[TASK DESCRIPTION] Keep only the lines that hold the string "znamená", filtering out the rest of the entries below.

[Stored data]
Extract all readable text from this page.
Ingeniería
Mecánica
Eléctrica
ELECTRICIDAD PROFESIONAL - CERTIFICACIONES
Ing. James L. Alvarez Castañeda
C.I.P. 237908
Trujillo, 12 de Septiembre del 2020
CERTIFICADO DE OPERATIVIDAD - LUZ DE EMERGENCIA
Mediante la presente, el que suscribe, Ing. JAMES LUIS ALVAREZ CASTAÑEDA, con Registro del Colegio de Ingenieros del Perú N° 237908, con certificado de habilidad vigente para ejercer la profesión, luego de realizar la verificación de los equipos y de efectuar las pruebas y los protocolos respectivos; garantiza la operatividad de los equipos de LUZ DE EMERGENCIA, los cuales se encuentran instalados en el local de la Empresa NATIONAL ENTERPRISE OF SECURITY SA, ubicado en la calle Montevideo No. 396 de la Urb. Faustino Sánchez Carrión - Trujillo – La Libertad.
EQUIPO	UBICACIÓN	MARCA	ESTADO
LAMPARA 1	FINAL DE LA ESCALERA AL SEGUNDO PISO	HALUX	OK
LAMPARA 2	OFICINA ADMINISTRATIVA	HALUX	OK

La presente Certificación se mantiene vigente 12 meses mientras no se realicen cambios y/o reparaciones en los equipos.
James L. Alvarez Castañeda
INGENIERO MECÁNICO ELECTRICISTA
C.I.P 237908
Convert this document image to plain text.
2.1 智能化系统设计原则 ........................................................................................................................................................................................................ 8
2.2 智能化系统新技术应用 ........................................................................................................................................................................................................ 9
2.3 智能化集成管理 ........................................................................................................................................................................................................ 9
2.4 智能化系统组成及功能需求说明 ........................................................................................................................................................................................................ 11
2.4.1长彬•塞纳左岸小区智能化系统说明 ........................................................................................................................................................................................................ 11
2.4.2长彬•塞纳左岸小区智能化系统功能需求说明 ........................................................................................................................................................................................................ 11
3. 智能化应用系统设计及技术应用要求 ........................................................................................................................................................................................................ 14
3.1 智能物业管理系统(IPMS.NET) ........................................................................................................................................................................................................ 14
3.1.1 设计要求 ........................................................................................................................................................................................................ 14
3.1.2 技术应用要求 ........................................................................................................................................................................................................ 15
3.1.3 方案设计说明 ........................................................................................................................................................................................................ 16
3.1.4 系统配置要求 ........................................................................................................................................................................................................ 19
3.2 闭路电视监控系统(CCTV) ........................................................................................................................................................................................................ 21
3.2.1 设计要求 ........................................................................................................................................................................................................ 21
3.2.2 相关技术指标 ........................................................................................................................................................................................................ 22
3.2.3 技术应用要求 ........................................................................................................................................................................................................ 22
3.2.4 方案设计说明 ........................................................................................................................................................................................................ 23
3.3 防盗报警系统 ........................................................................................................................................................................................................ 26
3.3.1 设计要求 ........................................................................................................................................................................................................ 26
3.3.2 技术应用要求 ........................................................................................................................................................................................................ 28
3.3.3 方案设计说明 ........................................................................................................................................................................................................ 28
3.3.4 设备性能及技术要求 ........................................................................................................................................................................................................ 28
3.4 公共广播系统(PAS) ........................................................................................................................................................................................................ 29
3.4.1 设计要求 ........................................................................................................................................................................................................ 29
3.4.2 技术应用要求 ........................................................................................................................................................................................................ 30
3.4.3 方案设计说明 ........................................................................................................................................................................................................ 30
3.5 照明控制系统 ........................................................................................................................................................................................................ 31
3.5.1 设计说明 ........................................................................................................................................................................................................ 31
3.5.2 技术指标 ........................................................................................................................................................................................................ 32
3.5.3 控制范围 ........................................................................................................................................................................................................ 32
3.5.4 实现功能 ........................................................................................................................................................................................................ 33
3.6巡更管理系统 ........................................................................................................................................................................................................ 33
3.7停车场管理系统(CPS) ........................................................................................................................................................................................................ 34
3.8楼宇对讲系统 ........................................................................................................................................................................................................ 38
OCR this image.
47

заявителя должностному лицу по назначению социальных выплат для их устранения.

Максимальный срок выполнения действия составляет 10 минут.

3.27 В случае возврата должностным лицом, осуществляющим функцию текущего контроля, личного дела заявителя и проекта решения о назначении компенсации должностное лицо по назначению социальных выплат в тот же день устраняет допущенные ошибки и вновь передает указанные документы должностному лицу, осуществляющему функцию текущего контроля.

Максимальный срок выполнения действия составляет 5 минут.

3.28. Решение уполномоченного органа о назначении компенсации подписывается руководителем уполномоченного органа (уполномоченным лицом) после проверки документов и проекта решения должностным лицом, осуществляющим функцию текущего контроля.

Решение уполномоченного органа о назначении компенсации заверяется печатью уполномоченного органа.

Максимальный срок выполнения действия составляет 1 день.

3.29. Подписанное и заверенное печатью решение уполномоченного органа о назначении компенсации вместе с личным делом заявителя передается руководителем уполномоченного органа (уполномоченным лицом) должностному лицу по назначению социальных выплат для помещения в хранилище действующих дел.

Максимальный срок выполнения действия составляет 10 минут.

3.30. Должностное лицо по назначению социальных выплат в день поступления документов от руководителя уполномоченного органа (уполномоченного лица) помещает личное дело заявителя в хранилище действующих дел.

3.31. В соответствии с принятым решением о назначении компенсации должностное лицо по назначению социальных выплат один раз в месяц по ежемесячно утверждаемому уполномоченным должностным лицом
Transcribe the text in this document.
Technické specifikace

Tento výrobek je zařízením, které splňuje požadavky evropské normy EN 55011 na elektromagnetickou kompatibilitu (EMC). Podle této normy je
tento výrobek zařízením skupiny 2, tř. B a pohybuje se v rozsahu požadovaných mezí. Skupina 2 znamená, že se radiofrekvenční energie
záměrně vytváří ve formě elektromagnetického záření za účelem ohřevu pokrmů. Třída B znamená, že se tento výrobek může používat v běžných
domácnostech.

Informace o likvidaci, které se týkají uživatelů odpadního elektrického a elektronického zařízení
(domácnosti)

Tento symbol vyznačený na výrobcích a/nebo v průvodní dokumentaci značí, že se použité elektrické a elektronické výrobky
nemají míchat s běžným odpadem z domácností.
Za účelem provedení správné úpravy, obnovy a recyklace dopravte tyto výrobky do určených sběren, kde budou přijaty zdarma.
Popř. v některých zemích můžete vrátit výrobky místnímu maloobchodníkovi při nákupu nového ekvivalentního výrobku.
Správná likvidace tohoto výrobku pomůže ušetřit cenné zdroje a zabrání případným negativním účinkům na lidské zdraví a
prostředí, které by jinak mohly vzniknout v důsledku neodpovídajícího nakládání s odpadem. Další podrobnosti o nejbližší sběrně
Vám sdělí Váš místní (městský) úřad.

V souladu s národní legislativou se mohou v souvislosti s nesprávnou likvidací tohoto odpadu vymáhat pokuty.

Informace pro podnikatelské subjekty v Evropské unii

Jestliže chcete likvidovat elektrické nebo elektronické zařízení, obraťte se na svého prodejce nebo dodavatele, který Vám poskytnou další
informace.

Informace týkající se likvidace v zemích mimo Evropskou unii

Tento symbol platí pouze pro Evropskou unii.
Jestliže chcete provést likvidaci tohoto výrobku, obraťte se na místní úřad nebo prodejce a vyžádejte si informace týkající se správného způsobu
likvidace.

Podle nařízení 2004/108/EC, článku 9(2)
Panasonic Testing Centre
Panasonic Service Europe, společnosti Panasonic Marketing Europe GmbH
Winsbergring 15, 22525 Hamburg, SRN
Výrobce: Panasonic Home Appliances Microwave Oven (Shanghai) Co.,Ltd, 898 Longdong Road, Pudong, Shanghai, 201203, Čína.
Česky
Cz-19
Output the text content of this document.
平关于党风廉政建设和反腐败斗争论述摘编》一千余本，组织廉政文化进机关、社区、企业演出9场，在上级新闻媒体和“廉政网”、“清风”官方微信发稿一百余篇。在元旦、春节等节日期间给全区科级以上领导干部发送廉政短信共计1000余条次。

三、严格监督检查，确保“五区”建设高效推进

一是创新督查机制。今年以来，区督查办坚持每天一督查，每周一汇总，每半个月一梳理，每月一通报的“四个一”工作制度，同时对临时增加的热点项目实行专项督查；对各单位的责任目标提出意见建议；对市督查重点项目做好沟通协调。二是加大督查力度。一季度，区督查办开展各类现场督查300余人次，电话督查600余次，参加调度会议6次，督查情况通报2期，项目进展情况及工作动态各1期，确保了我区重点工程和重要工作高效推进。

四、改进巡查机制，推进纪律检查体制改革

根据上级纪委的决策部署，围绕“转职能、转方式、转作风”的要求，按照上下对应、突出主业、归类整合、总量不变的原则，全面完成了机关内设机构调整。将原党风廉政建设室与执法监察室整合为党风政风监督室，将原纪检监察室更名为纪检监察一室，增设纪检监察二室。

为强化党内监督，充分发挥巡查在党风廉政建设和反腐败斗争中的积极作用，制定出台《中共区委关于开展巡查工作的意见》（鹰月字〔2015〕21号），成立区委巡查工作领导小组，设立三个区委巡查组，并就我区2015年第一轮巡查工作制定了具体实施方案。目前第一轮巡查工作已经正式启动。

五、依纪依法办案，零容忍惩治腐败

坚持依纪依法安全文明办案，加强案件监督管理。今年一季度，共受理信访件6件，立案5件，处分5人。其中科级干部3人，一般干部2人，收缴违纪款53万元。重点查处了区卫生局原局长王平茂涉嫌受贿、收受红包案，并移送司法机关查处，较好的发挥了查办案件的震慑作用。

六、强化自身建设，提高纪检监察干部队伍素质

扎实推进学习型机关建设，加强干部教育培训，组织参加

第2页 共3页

[SOLUTION]
tento výrobek zařízením skupiny 2, tř. B a pohybuje se v rozsahu požadovaných mezí. Skupina 2 znamená, že se radiofrekvenční energie
záměrně vytváří ve formě elektromagnetického záření za účelem ohřevu pokrmů. Třída B znamená, že se tento výrobek může používat v běžných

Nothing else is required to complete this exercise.